**To be done:**
Pick out the lines in the listing below that contain the word "name" and copy them.

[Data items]
:::::
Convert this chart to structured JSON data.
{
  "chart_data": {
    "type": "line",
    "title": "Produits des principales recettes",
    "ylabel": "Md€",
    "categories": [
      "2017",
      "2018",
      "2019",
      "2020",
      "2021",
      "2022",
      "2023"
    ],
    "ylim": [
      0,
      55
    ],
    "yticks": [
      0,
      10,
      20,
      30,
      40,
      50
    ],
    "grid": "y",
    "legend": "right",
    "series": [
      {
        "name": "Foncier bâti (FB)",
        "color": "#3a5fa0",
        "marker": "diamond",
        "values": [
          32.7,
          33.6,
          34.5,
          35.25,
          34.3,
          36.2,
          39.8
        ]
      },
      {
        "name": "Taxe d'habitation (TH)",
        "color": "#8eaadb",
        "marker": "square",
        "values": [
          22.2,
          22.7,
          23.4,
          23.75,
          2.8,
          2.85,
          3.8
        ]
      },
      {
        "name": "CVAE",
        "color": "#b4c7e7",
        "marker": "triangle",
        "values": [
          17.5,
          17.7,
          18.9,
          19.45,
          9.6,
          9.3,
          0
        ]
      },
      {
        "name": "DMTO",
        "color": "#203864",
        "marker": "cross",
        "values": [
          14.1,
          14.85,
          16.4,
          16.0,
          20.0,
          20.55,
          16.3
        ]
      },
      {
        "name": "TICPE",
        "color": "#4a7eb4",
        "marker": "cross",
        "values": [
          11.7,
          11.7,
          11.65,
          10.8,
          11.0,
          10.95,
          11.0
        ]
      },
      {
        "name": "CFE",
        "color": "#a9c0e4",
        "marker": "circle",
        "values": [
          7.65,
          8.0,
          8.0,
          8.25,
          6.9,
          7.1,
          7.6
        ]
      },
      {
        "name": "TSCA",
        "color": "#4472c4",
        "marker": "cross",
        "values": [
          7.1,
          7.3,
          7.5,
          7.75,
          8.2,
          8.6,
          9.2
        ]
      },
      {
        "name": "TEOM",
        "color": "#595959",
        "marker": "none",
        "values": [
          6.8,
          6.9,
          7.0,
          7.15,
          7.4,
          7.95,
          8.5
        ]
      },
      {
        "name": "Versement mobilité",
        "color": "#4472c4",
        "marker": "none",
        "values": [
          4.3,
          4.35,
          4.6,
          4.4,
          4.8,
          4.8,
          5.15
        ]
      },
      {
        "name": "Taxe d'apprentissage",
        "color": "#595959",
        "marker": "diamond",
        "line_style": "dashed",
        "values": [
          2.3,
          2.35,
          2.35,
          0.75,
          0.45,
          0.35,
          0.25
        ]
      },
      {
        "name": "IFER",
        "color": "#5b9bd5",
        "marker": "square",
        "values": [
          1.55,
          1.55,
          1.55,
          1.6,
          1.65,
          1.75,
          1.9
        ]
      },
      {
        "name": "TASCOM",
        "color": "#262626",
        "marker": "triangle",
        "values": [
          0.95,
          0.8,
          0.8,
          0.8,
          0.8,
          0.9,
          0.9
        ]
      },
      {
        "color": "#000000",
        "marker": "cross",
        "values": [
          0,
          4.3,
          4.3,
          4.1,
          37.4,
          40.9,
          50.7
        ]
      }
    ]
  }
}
:::::
**Complete response:**
        "name": "Foncier bâti (FB)",
        "name": "Taxe d'habitation (TH)",
        "name": "CVAE",
        "name": "DMTO",
        "name": "TICPE",
        "name": "CFE",
        "name": "TSCA",
        "name": "TEOM",
        "name": "Versement mobilité",
        "name": "Taxe d'apprentissage",
        "name": "IFER",
        "name": "TASCOM",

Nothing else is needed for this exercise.